*Задания*
**A.** Ответьте по тексту о командующих армиями фронта Конева:
(i) Какой по номеру танковой армией командовал генерал Лелюшенко?
(ii) Сколько времени генерал Гордов командовал Сталинградским фронтом?
(iii) С какого фронта перешла армия генерала Жадова?
**B.** Продолжите текст о командующих армиями фронта Конева, начав сразу после его последней фразы.

======== Исходный текст ========

Командующего другой, четвертой по номеру, танковой армией генерала Лелюшенко Конев знал по битве под Москвой как напористого, смелого командира – он тоже успел повоевать и в Сталинградской битве, и на Украине.

Военная судьба командующего 3-й гвардейской армией генерала Гордова развивалась сложно. Он еще перед войной был на большой штабной работе, в течение месяца командовал Сталинградским фронтом, потом армией на Западном фронте у Конева. Молчаливый, строгий, даже резкий, но, безусловно, очень подготовленный генерал.

С командующим 1-й гвардейской танковой армией генералом Катуковым был знаком мало, но, конечно, много слыхал о нем: его имя прогремело еще в битве за Москву.

У генерала Курочкина тоже была переменчивая судьба, вначале войны командующий армией, сосед Конева, потом во главе Северо-Западного фронта и снова командарм. Опытный генерал, с хорошей теоретической подготовкой.

Армия генерала Жадова перешла со 2-го Украинского фронта. С ним Конев прошел весь путь по Украине.

Безусловно, все командующие армиями, входившими в состав фронта, многое испытали, знали неудачи и победы. Разные и по характеру, и по темпераменту, и по биографиям, эти военачальники за дни и ночи войны прошли школу, которая позволяет им теперь зрело руководить войсками.

======== Предоставленные записи ========

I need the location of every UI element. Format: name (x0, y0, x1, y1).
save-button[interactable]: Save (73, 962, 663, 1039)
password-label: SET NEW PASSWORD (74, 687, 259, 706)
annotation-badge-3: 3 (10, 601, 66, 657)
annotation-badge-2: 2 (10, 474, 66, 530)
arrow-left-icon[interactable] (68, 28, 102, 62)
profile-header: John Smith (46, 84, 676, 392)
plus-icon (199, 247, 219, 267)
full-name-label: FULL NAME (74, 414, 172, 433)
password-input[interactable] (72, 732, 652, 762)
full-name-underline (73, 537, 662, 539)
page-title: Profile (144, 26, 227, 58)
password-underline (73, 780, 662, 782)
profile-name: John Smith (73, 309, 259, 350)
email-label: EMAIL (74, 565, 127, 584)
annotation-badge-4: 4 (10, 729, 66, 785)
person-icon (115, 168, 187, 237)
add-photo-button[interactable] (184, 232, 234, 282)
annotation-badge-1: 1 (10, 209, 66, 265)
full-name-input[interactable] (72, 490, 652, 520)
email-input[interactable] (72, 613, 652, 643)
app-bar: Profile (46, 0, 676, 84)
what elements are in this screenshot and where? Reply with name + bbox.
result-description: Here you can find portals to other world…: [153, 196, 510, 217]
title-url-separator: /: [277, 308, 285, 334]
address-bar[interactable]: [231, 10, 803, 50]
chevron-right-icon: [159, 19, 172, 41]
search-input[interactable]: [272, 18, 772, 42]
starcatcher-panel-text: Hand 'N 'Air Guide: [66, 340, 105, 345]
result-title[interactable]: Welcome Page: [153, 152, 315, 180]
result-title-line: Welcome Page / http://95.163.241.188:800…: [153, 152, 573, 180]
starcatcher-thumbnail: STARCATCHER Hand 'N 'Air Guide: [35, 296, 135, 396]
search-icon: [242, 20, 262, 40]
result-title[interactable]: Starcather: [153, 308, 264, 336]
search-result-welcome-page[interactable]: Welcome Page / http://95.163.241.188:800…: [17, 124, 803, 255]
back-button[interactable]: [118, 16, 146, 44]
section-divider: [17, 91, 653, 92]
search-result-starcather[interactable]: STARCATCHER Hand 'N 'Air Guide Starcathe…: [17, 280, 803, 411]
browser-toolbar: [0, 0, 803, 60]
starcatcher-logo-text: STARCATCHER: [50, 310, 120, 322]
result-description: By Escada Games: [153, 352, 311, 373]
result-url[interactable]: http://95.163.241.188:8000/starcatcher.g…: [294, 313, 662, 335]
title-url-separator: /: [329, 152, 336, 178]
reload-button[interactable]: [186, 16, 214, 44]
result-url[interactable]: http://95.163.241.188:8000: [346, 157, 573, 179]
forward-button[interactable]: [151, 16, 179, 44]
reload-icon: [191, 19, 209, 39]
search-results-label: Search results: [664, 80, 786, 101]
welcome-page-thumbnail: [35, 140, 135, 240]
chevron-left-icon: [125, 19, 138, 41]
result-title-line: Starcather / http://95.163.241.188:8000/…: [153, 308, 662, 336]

========

*Ответы*
**A.**
(i) Четвертой.
(ii) В течение месяца.
(iii) Со 2-го Украинского фронта.

**B.**
Поэтому первое выступление командующего фронтом на совещании командующих армиями было серьезным экзаменом. Конев тщательно готовился – изучал карты, читал боевые донесения. Но когда Соколовский спросил, не нужно ли подготовить материалы к докладу, оказал:

– Нет, не надо.

Совещание началось докладами командармов Пухова и Москаленко.

Пухов – опытный генерал, в первую мировую войну офицер старой армии, в войну гражданскую – командир полка и бригады, потом преподаватель в академии, сделал обстоятельный и самокритичный доклад. Он тщательно разобрал зимнюю и весеннюю операции; своей армии.

Содержательный доклад сделал и Москаленко.

Пришла очередь командующего фронтом.

Конев подошел к импровизированной трибуне, вынул из нагрудного кармана маленький листочек бумаги. Написанного заранее текста у него не было – только план.

Говорил он больше часа.

Через много лет заместитель министра обороны, Маршал Советского Союза Кирилл Семенович Москаленко передал Ивану Степановичу Коневу, который в ту пору работал над мемуарами, подробную запись этого доклада. Маршал Москаленко вспоминал, что доклад командующего фронтом произвел тогда на всех очень хорошее впечатление. Говорил Конев свободно, живо, не пользуясь текстом или конспектом, по памяти разбирал операции, приводил цифры, делал интересные в поучительные выводы.

Маршал, прежде всего, охарактеризовал мартовско-апрельские операции трех украинских фронтов как уникальные. Затем перешел к недостаткам, упущениям к просчетам.

Прикрытие флангов и стыков.

Слабая информация, особенно снизу вверх.

– Мы выигрывали за счет стремительного и решительного маневра, но все же не смогли совсем избежать лобовых атак. А это – вчерашний день войны, его пора забывать. Важно заставить противника вести бой в невыгодном положении.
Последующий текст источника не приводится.